§ **WHAT YOU NEED TO DO**
Give the data a second time, exactly and in full.

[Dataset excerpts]
::::::

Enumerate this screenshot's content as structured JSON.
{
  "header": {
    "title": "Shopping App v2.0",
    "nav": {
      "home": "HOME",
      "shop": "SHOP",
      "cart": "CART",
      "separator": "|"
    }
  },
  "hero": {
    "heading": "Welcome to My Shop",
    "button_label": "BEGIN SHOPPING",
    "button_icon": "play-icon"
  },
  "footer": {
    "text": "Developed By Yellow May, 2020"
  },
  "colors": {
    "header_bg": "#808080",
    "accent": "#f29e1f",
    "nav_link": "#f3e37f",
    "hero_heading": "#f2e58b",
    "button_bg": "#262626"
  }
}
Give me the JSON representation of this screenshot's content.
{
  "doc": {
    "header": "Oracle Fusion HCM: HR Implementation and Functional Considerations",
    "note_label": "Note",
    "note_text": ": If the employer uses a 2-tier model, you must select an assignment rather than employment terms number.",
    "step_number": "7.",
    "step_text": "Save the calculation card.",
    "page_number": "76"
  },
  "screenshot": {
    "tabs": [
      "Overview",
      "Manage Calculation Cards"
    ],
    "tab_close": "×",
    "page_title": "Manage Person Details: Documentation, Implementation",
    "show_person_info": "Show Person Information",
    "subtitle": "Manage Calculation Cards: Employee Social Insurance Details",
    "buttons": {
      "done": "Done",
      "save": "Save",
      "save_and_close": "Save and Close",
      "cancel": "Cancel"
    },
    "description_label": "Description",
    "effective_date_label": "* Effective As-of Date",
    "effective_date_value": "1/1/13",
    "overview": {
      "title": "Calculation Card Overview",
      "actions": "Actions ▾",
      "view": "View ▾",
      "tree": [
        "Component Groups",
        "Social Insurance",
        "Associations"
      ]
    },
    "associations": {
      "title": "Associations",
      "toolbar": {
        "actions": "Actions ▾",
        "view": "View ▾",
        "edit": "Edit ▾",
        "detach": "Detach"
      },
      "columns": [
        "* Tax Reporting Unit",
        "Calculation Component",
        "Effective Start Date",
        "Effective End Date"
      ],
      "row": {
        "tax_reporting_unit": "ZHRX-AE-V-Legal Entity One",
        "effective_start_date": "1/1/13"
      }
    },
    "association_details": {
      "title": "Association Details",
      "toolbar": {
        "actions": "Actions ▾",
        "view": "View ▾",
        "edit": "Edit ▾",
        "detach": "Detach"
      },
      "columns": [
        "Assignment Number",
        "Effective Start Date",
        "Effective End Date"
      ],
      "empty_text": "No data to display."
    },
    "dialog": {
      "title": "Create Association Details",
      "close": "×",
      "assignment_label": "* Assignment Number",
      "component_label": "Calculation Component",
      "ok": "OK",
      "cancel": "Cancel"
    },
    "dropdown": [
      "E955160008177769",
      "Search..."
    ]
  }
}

::::::

§ **RESPONSE**
Enumerate this screenshot's content as structured JSON.
{
  "header": {
    "title": "Shopping App v2.0",
    "nav": {
      "home": "HOME",
      "shop": "SHOP",
      "cart": "CART",
      "separator": "|"
    }
  },
  "hero": {
    "heading": "Welcome to My Shop",
    "button_label": "BEGIN SHOPPING",
    "button_icon": "play-icon"
  },
  "footer": {
    "text": "Developed By Yellow May, 2020"
  },
  "colors": {
    "header_bg": "#808080",
    "accent": "#f29e1f",
    "nav_link": "#f3e37f",
    "hero_heading": "#f2e58b",
    "button_bg": "#262626"
  }
}
Give me the JSON representation of this screenshot's content.
{
  "doc": {
    "header": "Oracle Fusion HCM: HR Implementation and Functional Considerations",
    "note_label": "Note",
    "note_text": ": If the employer uses a 2-tier model, you must select an assignment rather than employment terms number.",
    "step_number": "7.",
    "step_text": "Save the calculation card.",
    "page_number": "76"
  },
  "screenshot": {
    "tabs": [
      "Overview",
      "Manage Calculation Cards"
    ],
    "tab_close": "×",
    "page_title": "Manage Person Details: Documentation, Implementation",
    "show_person_info": "Show Person Information",
    "subtitle": "Manage Calculation Cards: Employee Social Insurance Details",
    "buttons": {
      "done": "Done",
      "save": "Save",
      "save_and_close": "Save and Close",
      "cancel": "Cancel"
    },
    "description_label": "Description",
    "effective_date_label": "* Effective As-of Date",
    "effective_date_value": "1/1/13",
    "overview": {
      "title": "Calculation Card Overview",
      "actions": "Actions ▾",
      "view": "View ▾",
      "tree": [
        "Component Groups",
        "Social Insurance",
        "Associations"
      ]
    },
    "associations": {
      "title": "Associations",
      "toolbar": {
        "actions": "Actions ▾",
        "view": "View ▾",
        "edit": "Edit ▾",
        "detach": "Detach"
      },
      "columns": [
        "* Tax Reporting Unit",
        "Calculation Component",
        "Effective Start Date",
        "Effective End Date"
      ],
      "row": {
        "tax_reporting_unit": "ZHRX-AE-V-Legal Entity One",
        "effective_start_date": "1/1/13"
      }
    },
    "association_details": {
      "title": "Association Details",
      "toolbar": {
        "actions": "Actions ▾",
        "view": "View ▾",
        "edit": "Edit ▾",
        "detach": "Detach"
      },
      "columns": [
        "Assignment Number",
        "Effective Start Date",
        "Effective End Date"
      ],
      "empty_text": "No data to display."
    },
    "dialog": {
      "title": "Create Association Details",
      "close": "×",
      "assignment_label": "* Assignment Number",
      "component_label": "Calculation Component",
      "ok": "OK",
      "cancel": "Cancel"
    },
    "dropdown": [
      "E955160008177769",
      "Search..."
    ]
  }
}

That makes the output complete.